** Begin **
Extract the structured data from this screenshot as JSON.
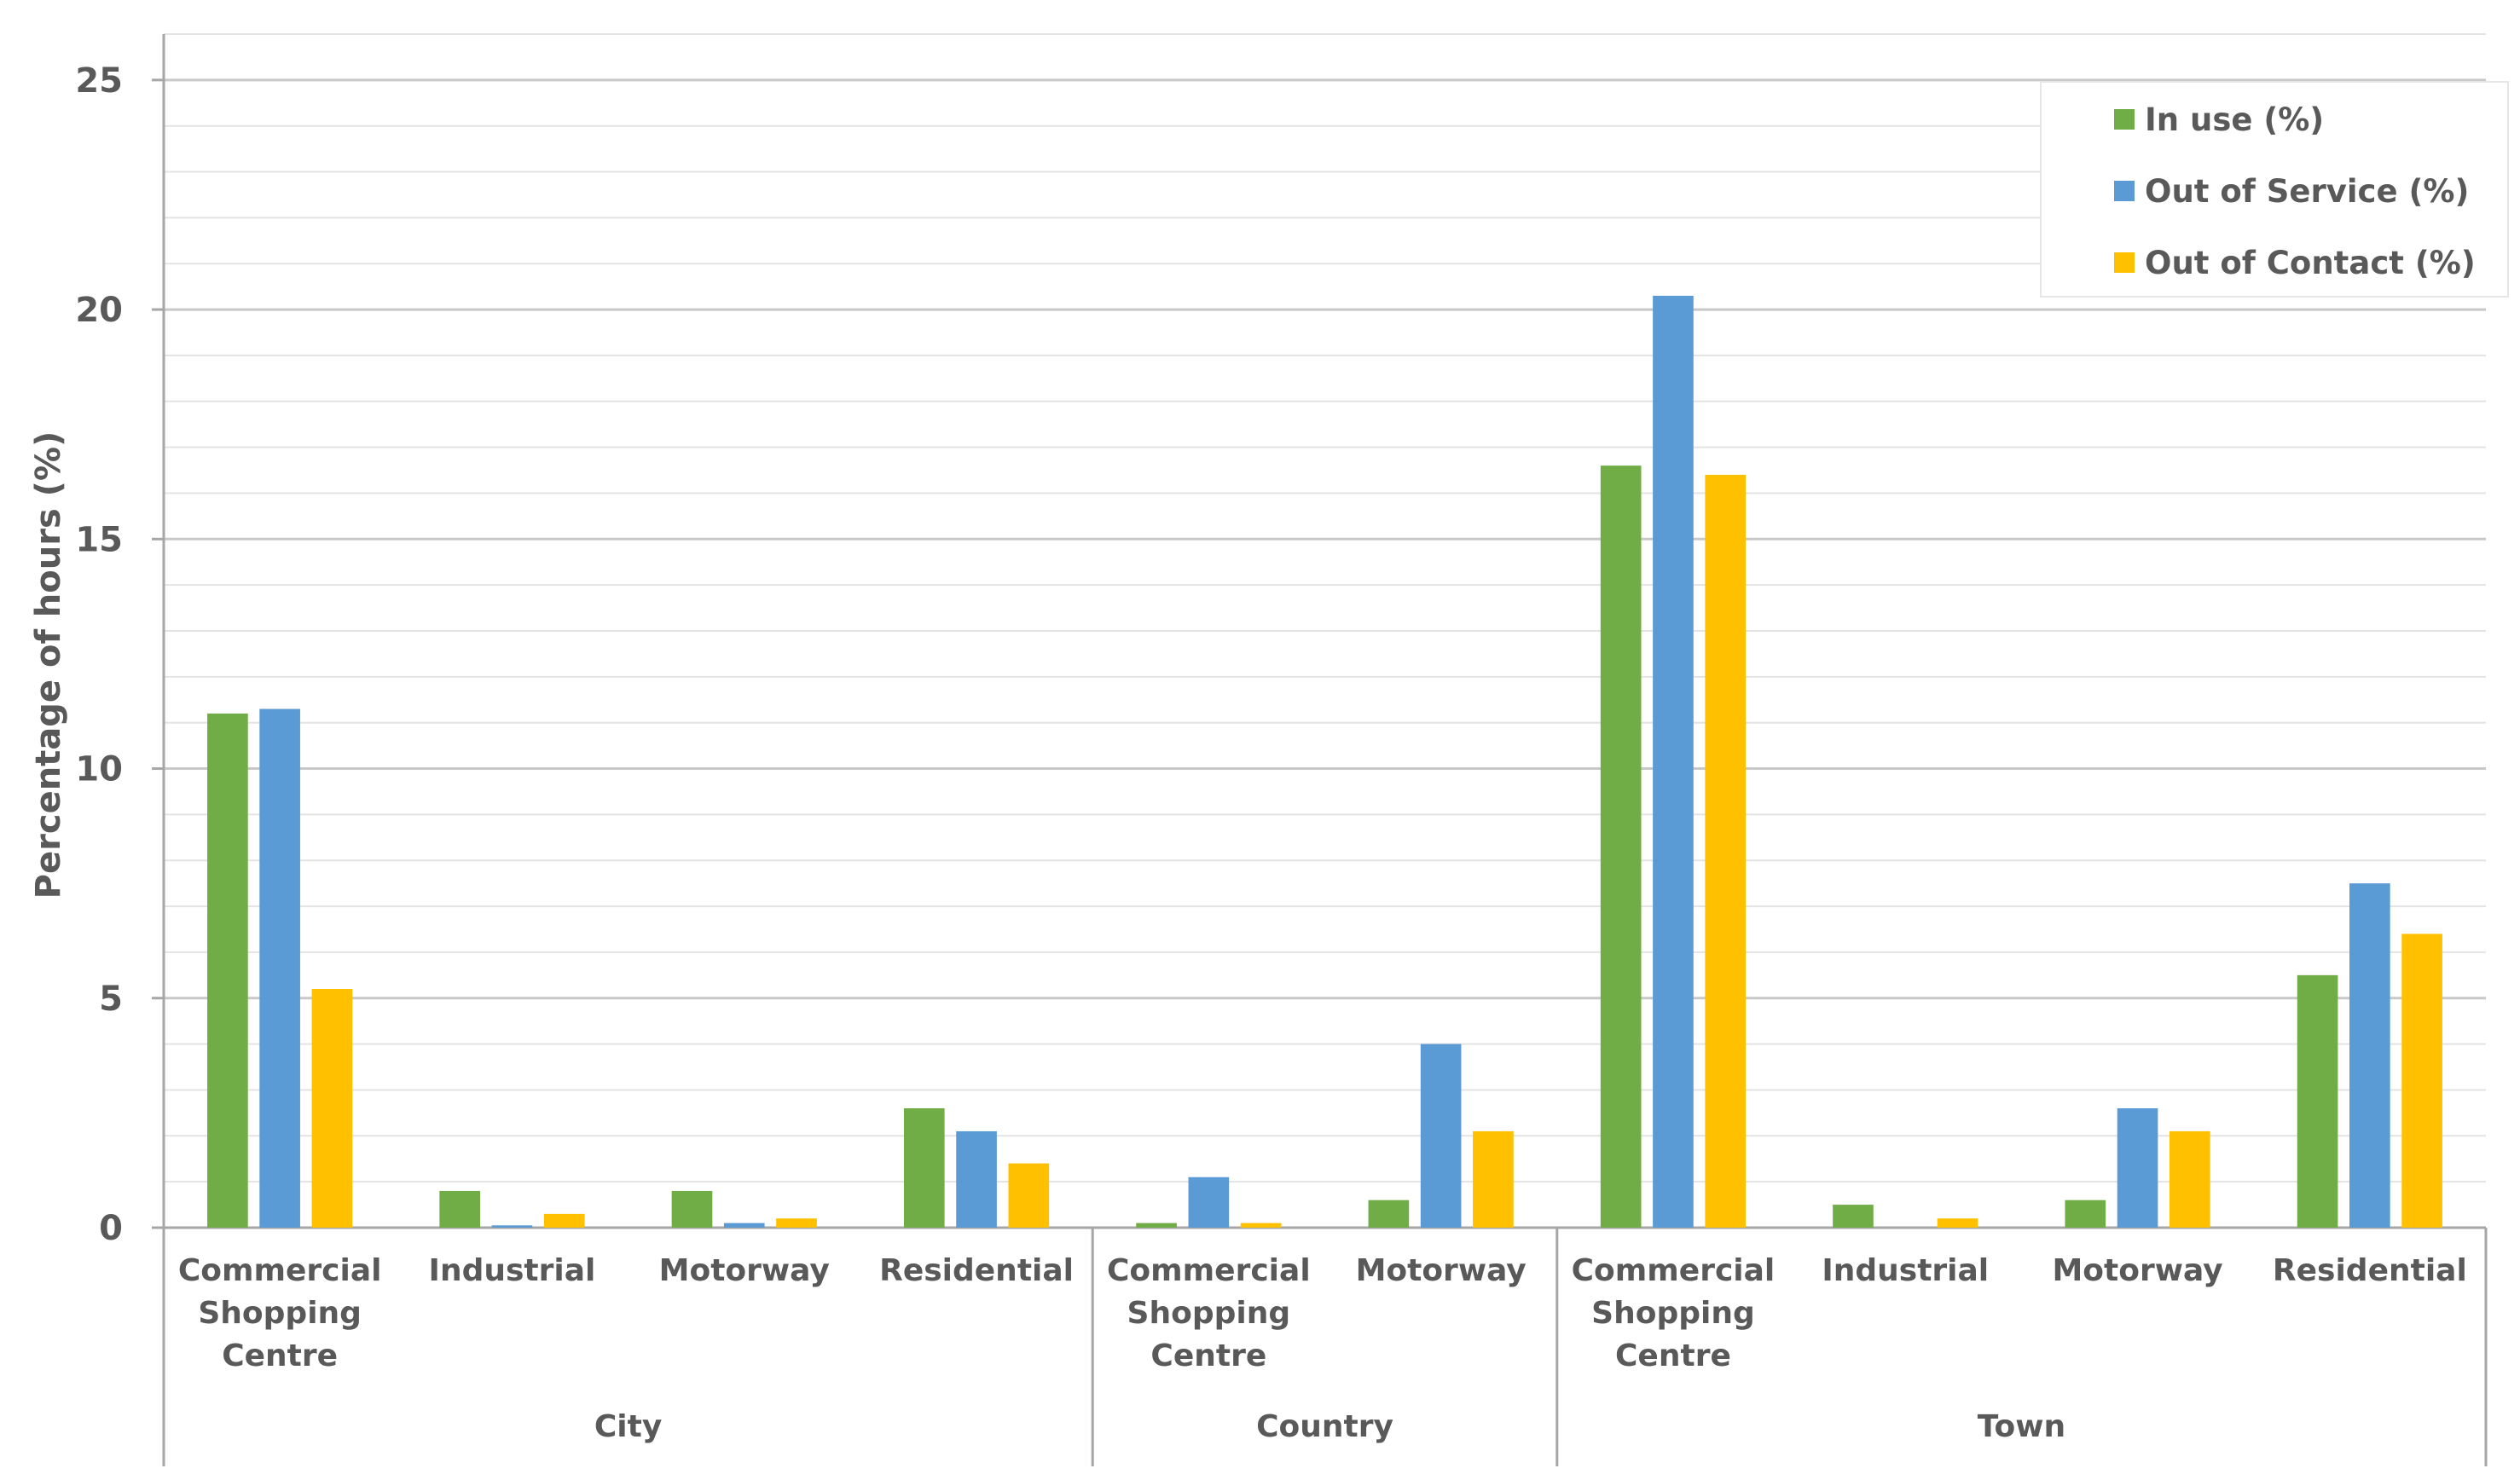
{
  "chart_data": {
    "type": "bar",
    "ylabel": "Percentage of hours (%)",
    "xlabel": "",
    "ylim": [
      0,
      25
    ],
    "yticks": [
      0,
      5,
      10,
      15,
      20,
      25
    ],
    "minor_grid_step": 1,
    "grid": true,
    "legend_position": "top-right",
    "groups": [
      {
        "name": "City",
        "categories": [
          "Commercial Shopping Centre",
          "Industrial",
          "Motorway",
          "Residential"
        ]
      },
      {
        "name": "Country",
        "categories": [
          "Commercial Shopping Centre",
          "Motorway"
        ]
      },
      {
        "name": "Town",
        "categories": [
          "Commercial Shopping Centre",
          "Industrial",
          "Motorway",
          "Residential"
        ]
      }
    ],
    "series": [
      {
        "name": "In use (%)",
        "color": "#70AD47",
        "values": [
          11.2,
          0.8,
          0.8,
          2.6,
          0.1,
          0.6,
          16.6,
          0.5,
          0.6,
          5.5
        ]
      },
      {
        "name": "Out of Service (%)",
        "color": "#5B9BD5",
        "values": [
          11.3,
          0.05,
          0.1,
          2.1,
          1.1,
          4.0,
          20.3,
          0.0,
          2.6,
          7.5
        ]
      },
      {
        "name": "Out of Contact (%)",
        "color": "#FFC000",
        "values": [
          5.2,
          0.3,
          0.2,
          1.4,
          0.1,
          2.1,
          16.4,
          0.2,
          2.1,
          6.4
        ]
      }
    ]
  }
}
** End **
What is expected
Restate the whole listing above exactly, except for its images.

Reply to the task
Extract the structured data from this screenshot as JSON.
{
  "chart_data": {
    "type": "bar",
    "ylabel": "Percentage of hours (%)",
    "xlabel": "",
    "ylim": [
      0,
      25
    ],
    "yticks": [
      0,
      5,
      10,
      15,
      20,
      25
    ],
    "minor_grid_step": 1,
    "grid": true,
    "legend_position": "top-right",
    "groups": [
      {
        "name": "City",
        "categories": [
          "Commercial Shopping Centre",
          "Industrial",
          "Motorway",
          "Residential"
        ]
      },
      {
        "name": "Country",
        "categories": [
          "Commercial Shopping Centre",
          "Motorway"
        ]
      },
      {
        "name": "Town",
        "categories": [
          "Commercial Shopping Centre",
          "Industrial",
          "Motorway",
          "Residential"
        ]
      }
    ],
    "series": [
      {
        "name": "In use (%)",
        "color": "#70AD47",
        "values": [
          11.2,
          0.8,
          0.8,
          2.6,
          0.1,
          0.6,
          16.6,
          0.5,
          0.6,
          5.5
        ]
      },
      {
        "name": "Out of Service (%)",
        "color": "#5B9BD5",
        "values": [
          11.3,
          0.05,
          0.1,
          2.1,
          1.1,
          4.0,
          20.3,
          0.0,
          2.6,
          7.5
        ]
      },
      {
        "name": "Out of Contact (%)",
        "color": "#FFC000",
        "values": [
          5.2,
          0.3,
          0.2,
          1.4,
          0.1,
          2.1,
          16.4,
          0.2,
          2.1,
          6.4
        ]
      }
    ]
  }
}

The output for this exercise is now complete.